Dataset entries
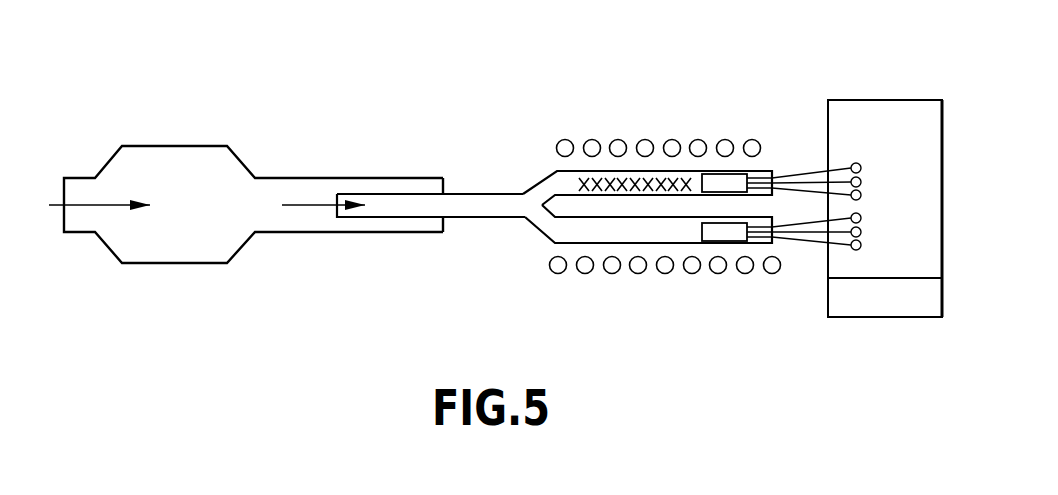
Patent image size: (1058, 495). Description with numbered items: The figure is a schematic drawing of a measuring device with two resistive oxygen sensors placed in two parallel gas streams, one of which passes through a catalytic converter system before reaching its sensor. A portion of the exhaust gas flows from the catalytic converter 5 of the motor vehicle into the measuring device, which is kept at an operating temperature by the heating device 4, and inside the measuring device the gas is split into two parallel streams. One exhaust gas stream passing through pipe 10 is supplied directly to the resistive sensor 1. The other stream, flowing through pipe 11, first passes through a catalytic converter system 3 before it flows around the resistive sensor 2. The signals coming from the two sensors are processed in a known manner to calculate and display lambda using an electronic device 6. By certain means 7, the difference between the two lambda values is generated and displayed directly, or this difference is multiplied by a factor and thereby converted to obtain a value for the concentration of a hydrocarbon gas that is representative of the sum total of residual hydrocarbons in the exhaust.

The resistive sensor 1 is at (737, 233).
The resistive sensor 2 is at (718, 182).
The catalytic converter system 3 is at (608, 180).
The heating device 4 is at (668, 140).
The catalytic converter 5 is at (195, 163).
The electronic device 6 is at (850, 135).
The means 7 is at (839, 295).
The pipe 10 is at (550, 228).
The pipe 11 is at (543, 185).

**Exercise description**
Retype every line of the listing above word for word, leaving out the pictures.

**Written response**
Patent image size: (1058, 495). Description with numbered items: The figure is a schematic drawing of a measuring device with two resistive oxygen sensors placed in two parallel gas streams, one of which passes through a catalytic converter system before reaching its sensor. A portion of the exhaust gas flows from the catalytic converter 5 of the motor vehicle into the measuring device, which is kept at an operating temperature by the heating device 4, and inside the measuring device the gas is split into two parallel streams. One exhaust gas stream passing through pipe 10 is supplied directly to the resistive sensor 1. The other stream, flowing through pipe 11, first passes through a catalytic converter system 3 before it flows around the resistive sensor 2. The signals coming from the two sensors are processed in a known manner to calculate and display lambda using an electronic device 6. By certain means 7, the difference between the two lambda values is generated and displayed directly, or this difference is multiplied by a factor and thereby converted to obtain a value for the concentration of a hydrocarbon gas that is representative of the sum total of residual hydrocarbons in the exhaust.

The resistive sensor 1 is at (737, 233).
The resistive sensor 2 is at (718, 182).
The catalytic converter system 3 is at (608, 180).
The heating device 4 is at (668, 140).
The catalytic converter 5 is at (195, 163).
The electronic device 6 is at (850, 135).
The means 7 is at (839, 295).
The pipe 10 is at (550, 228).
The pipe 11 is at (543, 185).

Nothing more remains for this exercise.